Excerpted records:
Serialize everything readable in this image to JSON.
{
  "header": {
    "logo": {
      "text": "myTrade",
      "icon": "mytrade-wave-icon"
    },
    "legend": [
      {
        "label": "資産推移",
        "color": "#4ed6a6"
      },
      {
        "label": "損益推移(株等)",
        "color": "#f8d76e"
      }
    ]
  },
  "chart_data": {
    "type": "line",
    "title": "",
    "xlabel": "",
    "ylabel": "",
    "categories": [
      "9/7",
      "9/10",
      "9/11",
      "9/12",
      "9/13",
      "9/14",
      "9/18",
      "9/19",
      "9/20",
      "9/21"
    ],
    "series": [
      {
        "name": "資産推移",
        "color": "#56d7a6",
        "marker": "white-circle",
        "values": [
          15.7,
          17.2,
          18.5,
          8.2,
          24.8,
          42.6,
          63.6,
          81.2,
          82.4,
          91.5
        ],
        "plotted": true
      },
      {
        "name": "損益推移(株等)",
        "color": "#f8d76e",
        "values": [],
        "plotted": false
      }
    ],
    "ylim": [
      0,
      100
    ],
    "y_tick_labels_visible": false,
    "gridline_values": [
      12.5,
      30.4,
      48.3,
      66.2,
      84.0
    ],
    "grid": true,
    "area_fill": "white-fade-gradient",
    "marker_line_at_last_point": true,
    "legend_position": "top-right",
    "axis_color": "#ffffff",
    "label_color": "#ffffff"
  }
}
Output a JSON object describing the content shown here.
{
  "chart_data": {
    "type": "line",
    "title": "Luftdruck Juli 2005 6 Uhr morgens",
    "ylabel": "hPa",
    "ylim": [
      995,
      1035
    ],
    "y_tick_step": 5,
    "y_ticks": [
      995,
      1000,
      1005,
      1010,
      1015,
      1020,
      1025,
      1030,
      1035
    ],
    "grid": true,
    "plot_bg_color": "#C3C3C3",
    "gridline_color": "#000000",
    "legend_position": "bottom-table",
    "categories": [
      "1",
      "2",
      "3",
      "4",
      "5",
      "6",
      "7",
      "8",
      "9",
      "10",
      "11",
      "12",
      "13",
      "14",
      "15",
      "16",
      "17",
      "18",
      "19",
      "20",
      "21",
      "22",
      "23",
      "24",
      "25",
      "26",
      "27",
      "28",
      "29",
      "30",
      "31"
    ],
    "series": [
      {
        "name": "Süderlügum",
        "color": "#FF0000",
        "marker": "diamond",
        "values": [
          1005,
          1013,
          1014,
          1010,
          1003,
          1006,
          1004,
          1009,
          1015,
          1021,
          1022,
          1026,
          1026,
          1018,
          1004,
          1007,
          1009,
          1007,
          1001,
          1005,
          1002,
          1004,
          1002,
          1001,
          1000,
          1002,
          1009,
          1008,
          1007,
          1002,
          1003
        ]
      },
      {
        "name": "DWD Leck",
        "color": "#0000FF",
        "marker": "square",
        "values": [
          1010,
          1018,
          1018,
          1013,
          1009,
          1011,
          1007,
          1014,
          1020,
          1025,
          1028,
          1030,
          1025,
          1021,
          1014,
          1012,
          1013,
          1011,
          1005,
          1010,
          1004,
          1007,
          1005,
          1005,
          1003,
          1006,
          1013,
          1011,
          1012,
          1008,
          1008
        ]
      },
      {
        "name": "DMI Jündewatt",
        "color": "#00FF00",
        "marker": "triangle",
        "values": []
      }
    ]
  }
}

Given exercise: Exactly as they are written, print the entries again.

In response:
Serialize everything readable in this image to JSON.
{
  "header": {
    "logo": {
      "text": "myTrade",
      "icon": "mytrade-wave-icon"
    },
    "legend": [
      {
        "label": "資産推移",
        "color": "#4ed6a6"
      },
      {
        "label": "損益推移(株等)",
        "color": "#f8d76e"
      }
    ]
  },
  "chart_data": {
    "type": "line",
    "title": "",
    "xlabel": "",
    "ylabel": "",
    "categories": [
      "9/7",
      "9/10",
      "9/11",
      "9/12",
      "9/13",
      "9/14",
      "9/18",
      "9/19",
      "9/20",
      "9/21"
    ],
    "series": [
      {
        "name": "資産推移",
        "color": "#56d7a6",
        "marker": "white-circle",
        "values": [
          15.7,
          17.2,
          18.5,
          8.2,
          24.8,
          42.6,
          63.6,
          81.2,
          82.4,
          91.5
        ],
        "plotted": true
      },
      {
        "name": "損益推移(株等)",
        "color": "#f8d76e",
        "values": [],
        "plotted": false
      }
    ],
    "ylim": [
      0,
      100
    ],
    "y_tick_labels_visible": false,
    "gridline_values": [
      12.5,
      30.4,
      48.3,
      66.2,
      84.0
    ],
    "grid": true,
    "area_fill": "white-fade-gradient",
    "marker_line_at_last_point": true,
    "legend_position": "top-right",
    "axis_color": "#ffffff",
    "label_color": "#ffffff"
  }
}
Output a JSON object describing the content shown here.
{
  "chart_data": {
    "type": "line",
    "title": "Luftdruck Juli 2005 6 Uhr morgens",
    "ylabel": "hPa",
    "ylim": [
      995,
      1035
    ],
    "y_tick_step": 5,
    "y_ticks": [
      995,
      1000,
      1005,
      1010,
      1015,
      1020,
      1025,
      1030,
      1035
    ],
    "grid": true,
    "plot_bg_color": "#C3C3C3",
    "gridline_color": "#000000",
    "legend_position": "bottom-table",
    "categories": [
      "1",
      "2",
      "3",
      "4",
      "5",
      "6",
      "7",
      "8",
      "9",
      "10",
      "11",
      "12",
      "13",
      "14",
      "15",
      "16",
      "17",
      "18",
      "19",
      "20",
      "21",
      "22",
      "23",
      "24",
      "25",
      "26",
      "27",
      "28",
      "29",
      "30",
      "31"
    ],
    "series": [
      {
        "name": "Süderlügum",
        "color": "#FF0000",
        "marker": "diamond",
        "values": [
          1005,
          1013,
          1014,
          1010,
          1003,
          1006,
          1004,
          1009,
          1015,
          1021,
          1022,
          1026,
          1026,
          1018,
          1004,
          1007,
          1009,
          1007,
          1001,
          1005,
          1002,
          1004,
          1002,
          1001,
          1000,
          1002,
          1009,
          1008,
          1007,
          1002,
          1003
        ]
      },
      {
        "name": "DWD Leck",
        "color": "#0000FF",
        "marker": "square",
        "values": [
          1010,
          1018,
          1018,
          1013,
          1009,
          1011,
          1007,
          1014,
          1020,
          1025,
          1028,
          1030,
          1025,
          1021,
          1014,
          1012,
          1013,
          1011,
          1005,
          1010,
          1004,
          1007,
          1005,
          1005,
          1003,
          1006,
          1013,
          1011,
          1012,
          1008,
          1008
        ]
      },
      {
        "name": "DMI Jündewatt",
        "color": "#00FF00",
        "marker": "triangle",
        "values": []
      }
    ]
  }
}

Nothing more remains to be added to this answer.